=== BRIEF ===
Set down the material once more, exactly as it appears.

(Data excerpts)

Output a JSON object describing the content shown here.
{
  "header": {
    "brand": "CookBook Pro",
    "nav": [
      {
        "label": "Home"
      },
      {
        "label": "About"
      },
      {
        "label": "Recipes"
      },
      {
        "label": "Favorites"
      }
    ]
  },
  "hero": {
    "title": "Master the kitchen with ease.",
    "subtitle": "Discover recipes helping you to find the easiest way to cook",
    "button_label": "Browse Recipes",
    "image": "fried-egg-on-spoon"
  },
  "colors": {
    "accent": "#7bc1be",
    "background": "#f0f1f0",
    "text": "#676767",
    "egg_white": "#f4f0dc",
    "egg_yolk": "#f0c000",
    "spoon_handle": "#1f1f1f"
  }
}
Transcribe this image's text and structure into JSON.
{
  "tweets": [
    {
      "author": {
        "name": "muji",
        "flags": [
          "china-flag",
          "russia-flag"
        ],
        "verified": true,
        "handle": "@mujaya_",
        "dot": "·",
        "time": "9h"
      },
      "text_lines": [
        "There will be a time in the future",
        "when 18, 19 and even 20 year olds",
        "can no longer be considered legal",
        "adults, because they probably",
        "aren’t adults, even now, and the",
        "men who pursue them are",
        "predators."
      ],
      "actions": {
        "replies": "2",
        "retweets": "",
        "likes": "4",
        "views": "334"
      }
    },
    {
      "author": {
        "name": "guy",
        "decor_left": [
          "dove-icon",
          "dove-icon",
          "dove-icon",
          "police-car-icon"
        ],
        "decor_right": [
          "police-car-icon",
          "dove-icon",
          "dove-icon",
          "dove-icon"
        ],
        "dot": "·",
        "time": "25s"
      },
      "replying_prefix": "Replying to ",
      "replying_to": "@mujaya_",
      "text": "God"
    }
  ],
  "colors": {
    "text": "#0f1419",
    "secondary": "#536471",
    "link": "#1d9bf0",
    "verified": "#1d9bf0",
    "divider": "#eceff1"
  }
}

=== ANSWER TO THE TASK ===
Output a JSON object describing the content shown here.
{
  "header": {
    "brand": "CookBook Pro",
    "nav": [
      {
        "label": "Home"
      },
      {
        "label": "About"
      },
      {
        "label": "Recipes"
      },
      {
        "label": "Favorites"
      }
    ]
  },
  "hero": {
    "title": "Master the kitchen with ease.",
    "subtitle": "Discover recipes helping you to find the easiest way to cook",
    "button_label": "Browse Recipes",
    "image": "fried-egg-on-spoon"
  },
  "colors": {
    "accent": "#7bc1be",
    "background": "#f0f1f0",
    "text": "#676767",
    "egg_white": "#f4f0dc",
    "egg_yolk": "#f0c000",
    "spoon_handle": "#1f1f1f"
  }
}
Transcribe this image's text and structure into JSON.
{
  "tweets": [
    {
      "author": {
        "name": "muji",
        "flags": [
          "china-flag",
          "russia-flag"
        ],
        "verified": true,
        "handle": "@mujaya_",
        "dot": "·",
        "time": "9h"
      },
      "text_lines": [
        "There will be a time in the future",
        "when 18, 19 and even 20 year olds",
        "can no longer be considered legal",
        "adults, because they probably",
        "aren’t adults, even now, and the",
        "men who pursue them are",
        "predators."
      ],
      "actions": {
        "replies": "2",
        "retweets": "",
        "likes": "4",
        "views": "334"
      }
    },
    {
      "author": {
        "name": "guy",
        "decor_left": [
          "dove-icon",
          "dove-icon",
          "dove-icon",
          "police-car-icon"
        ],
        "decor_right": [
          "police-car-icon",
          "dove-icon",
          "dove-icon",
          "dove-icon"
        ],
        "dot": "·",
        "time": "25s"
      },
      "replying_prefix": "Replying to ",
      "replying_to": "@mujaya_",
      "text": "God"
    }
  ],
  "colors": {
    "text": "#0f1419",
    "secondary": "#536471",
    "link": "#1d9bf0",
    "verified": "#1d9bf0",
    "divider": "#eceff1"
  }
}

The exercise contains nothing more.